** BEGIN Records shown **
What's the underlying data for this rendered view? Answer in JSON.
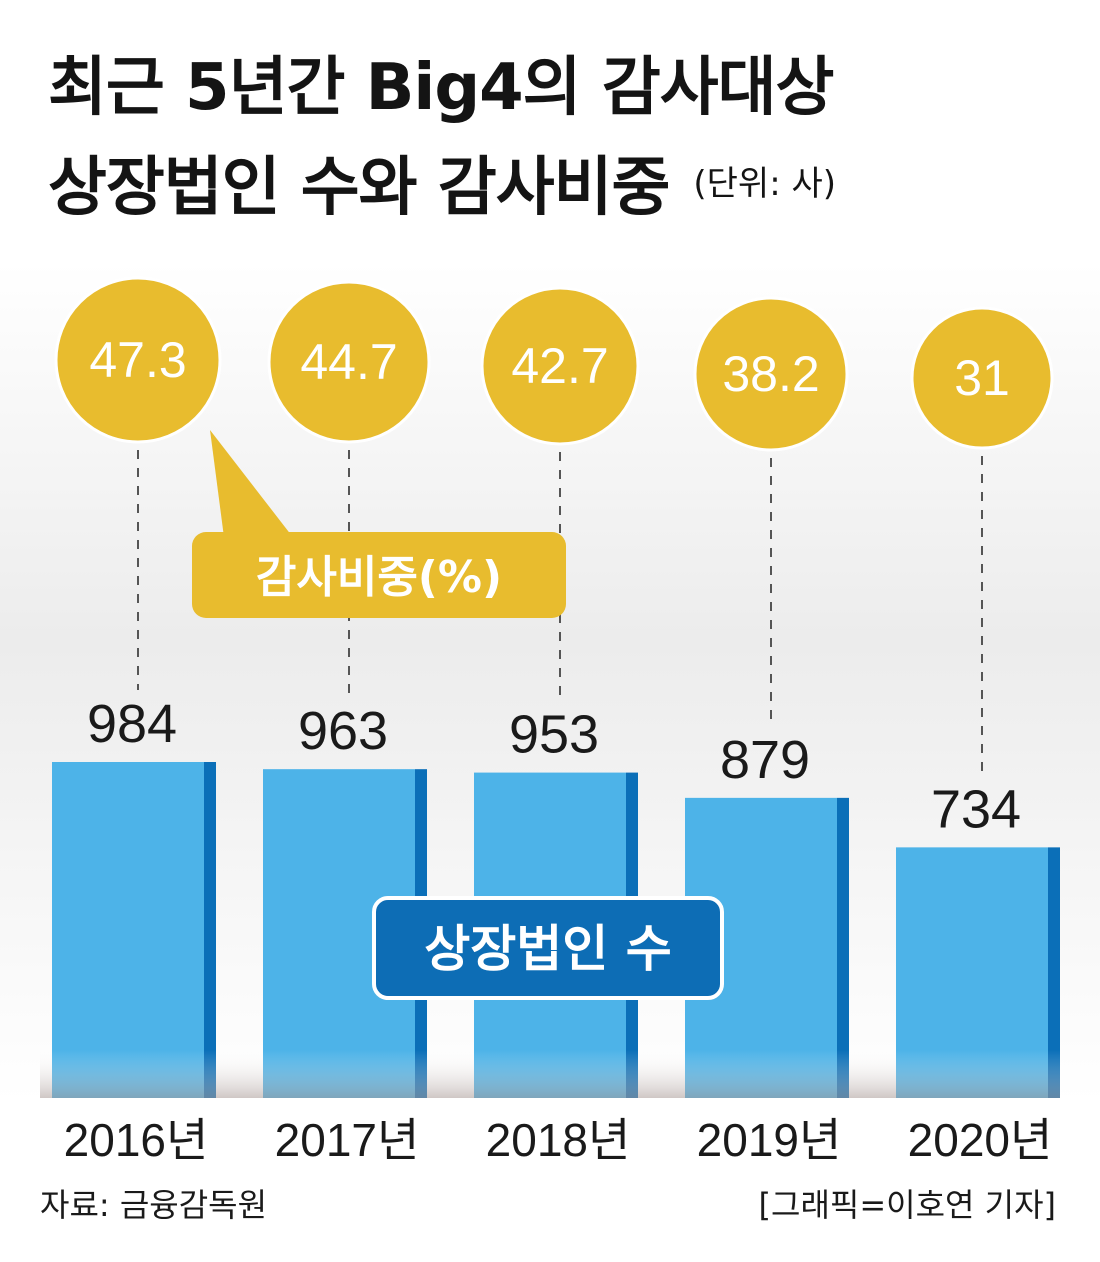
{
  "title_line1": "최근 5년간 Big4의 감사대상",
  "title_line2": "상장법인 수와 감사비중",
  "unit": "(단위: 사)",
  "source": "자료: 금융감독원",
  "credit": "[그래픽=이호연 기자]",
  "colors": {
    "bar": "#4db3e8",
    "bar_edge": "#0b6fb8",
    "bubble": "#e8bc2e",
    "label_box": "#e8bc2e",
    "series_box": "#0d6db5"
  },
  "chart_data": {
    "type": "bar",
    "categories": [
      "2016년",
      "2017년",
      "2018년",
      "2019년",
      "2020년"
    ],
    "series": [
      {
        "name": "상장법인 수",
        "values": [
          984,
          963,
          953,
          879,
          734
        ]
      },
      {
        "name": "감사비중(%)",
        "values": [
          47.3,
          44.7,
          42.7,
          38.2,
          31
        ]
      }
    ],
    "bar_value_labels": [
      "984",
      "963",
      "953",
      "879",
      "734"
    ],
    "ratio_labels": [
      "47.3",
      "44.7",
      "42.7",
      "38.2",
      "31"
    ],
    "ratio_series_label": "감사비중(%)",
    "count_series_label": "상장법인 수"
  }
}
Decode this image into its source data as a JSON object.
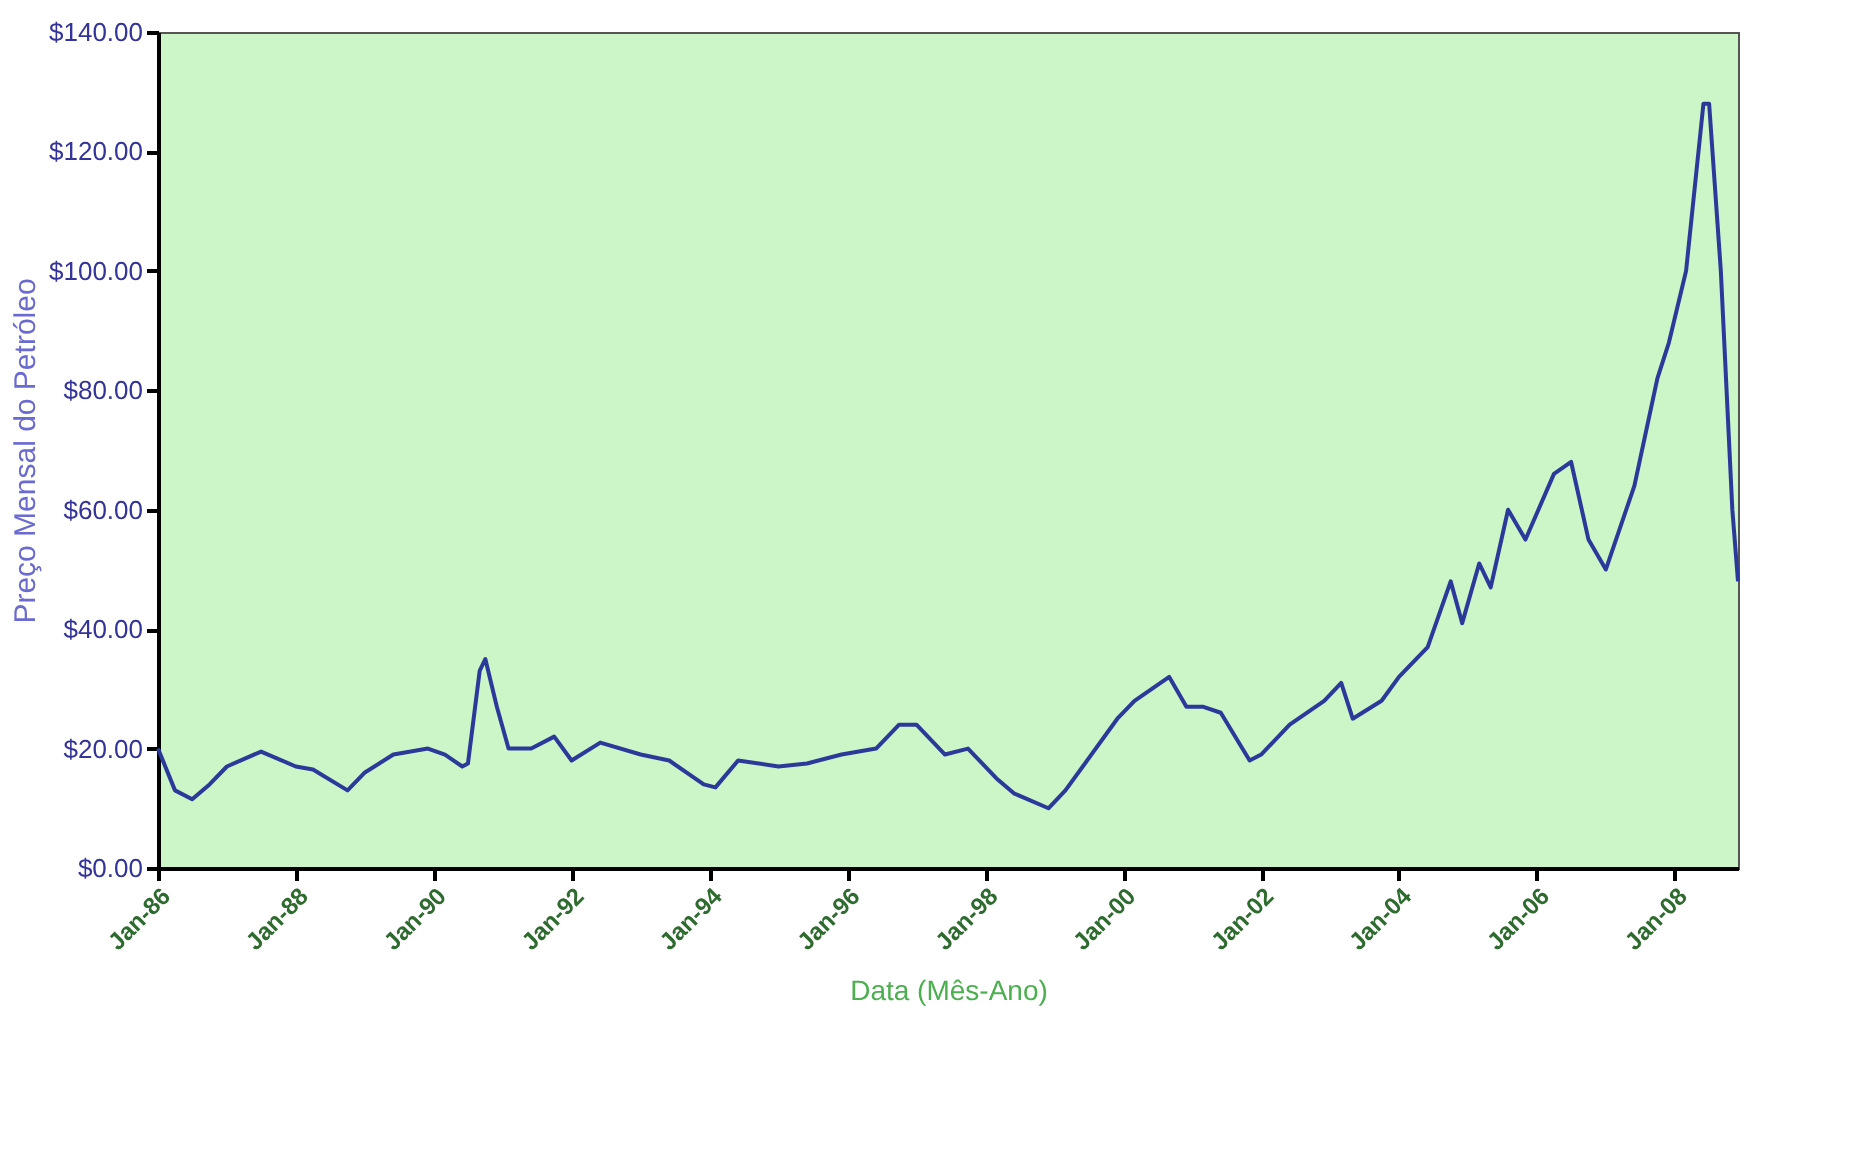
{
  "chart_data": {
    "type": "line",
    "xlabel": "Data (Mês-Ano)",
    "ylabel": "Preço Mensal do Petróleo",
    "x": [
      "1986-01",
      "1986-04",
      "1986-07",
      "1986-10",
      "1987-01",
      "1987-07",
      "1988-01",
      "1988-04",
      "1988-10",
      "1989-01",
      "1989-06",
      "1989-12",
      "1990-03",
      "1990-06",
      "1990-07",
      "1990-09",
      "1990-10",
      "1990-12",
      "1991-02",
      "1991-06",
      "1991-10",
      "1992-01",
      "1992-06",
      "1993-01",
      "1993-06",
      "1993-12",
      "1994-02",
      "1994-06",
      "1995-01",
      "1995-06",
      "1995-12",
      "1996-06",
      "1996-10",
      "1997-01",
      "1997-06",
      "1997-10",
      "1998-03",
      "1998-06",
      "1998-12",
      "1999-03",
      "1999-06",
      "1999-12",
      "2000-03",
      "2000-06",
      "2000-09",
      "2000-12",
      "2001-03",
      "2001-06",
      "2001-11",
      "2002-01",
      "2002-06",
      "2002-12",
      "2003-03",
      "2003-05",
      "2003-10",
      "2004-01",
      "2004-06",
      "2004-10",
      "2004-12",
      "2005-03",
      "2005-05",
      "2005-08",
      "2005-11",
      "2006-04",
      "2006-07",
      "2006-10",
      "2007-01",
      "2007-06",
      "2007-10",
      "2007-12",
      "2008-03",
      "2008-06",
      "2008-07",
      "2008-09",
      "2008-11",
      "2008-12"
    ],
    "series": [
      {
        "color": "#2b3a9a",
        "values": [
          20,
          13,
          11.5,
          14,
          17,
          19.5,
          17,
          16.5,
          13,
          16,
          19,
          20,
          19,
          17,
          17.5,
          33,
          35,
          27,
          20,
          20,
          22,
          18,
          21,
          19,
          18,
          14,
          13.5,
          18,
          17,
          17.5,
          19,
          20,
          24,
          24,
          19,
          20,
          15,
          12.5,
          10,
          13,
          17,
          25,
          28,
          30,
          32,
          27,
          27,
          26,
          18,
          19,
          24,
          28,
          31,
          25,
          28,
          32,
          37,
          48,
          41,
          51,
          47,
          60,
          55,
          66,
          68,
          55,
          50,
          64,
          82,
          88,
          100,
          128,
          128,
          100,
          60,
          48
        ]
      }
    ],
    "xlim": [
      "1986-01",
      "2008-12"
    ],
    "xticks": [
      {
        "value": "1986-01",
        "label": "Jan-86"
      },
      {
        "value": "1988-01",
        "label": "Jan-88"
      },
      {
        "value": "1990-01",
        "label": "Jan-90"
      },
      {
        "value": "1992-01",
        "label": "Jan-92"
      },
      {
        "value": "1994-01",
        "label": "Jan-94"
      },
      {
        "value": "1996-01",
        "label": "Jan-96"
      },
      {
        "value": "1998-01",
        "label": "Jan-98"
      },
      {
        "value": "2000-01",
        "label": "Jan-00"
      },
      {
        "value": "2002-01",
        "label": "Jan-02"
      },
      {
        "value": "2004-01",
        "label": "Jan-04"
      },
      {
        "value": "2006-01",
        "label": "Jan-06"
      },
      {
        "value": "2008-01",
        "label": "Jan-08"
      }
    ],
    "ylim": [
      0,
      140
    ],
    "yticks": [
      {
        "value": 0,
        "label": "$0.00"
      },
      {
        "value": 20,
        "label": "$20.00"
      },
      {
        "value": 40,
        "label": "$40.00"
      },
      {
        "value": 60,
        "label": "$60.00"
      },
      {
        "value": 80,
        "label": "$80.00"
      },
      {
        "value": 100,
        "label": "$100.00"
      },
      {
        "value": 120,
        "label": "$120.00"
      },
      {
        "value": 140,
        "label": "$140.00"
      }
    ],
    "grid": false,
    "marker": "none",
    "line_style": "solid"
  }
}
** END Records shown **
▶ **Task goal**:
Look through the records and gather each line with the word "상장법인".

▶ **Answer in full**:
  "title_line2": "상장법인 수와 감사비중",
        "name": "상장법인 수",
    "count_series_label": "상장법인 수"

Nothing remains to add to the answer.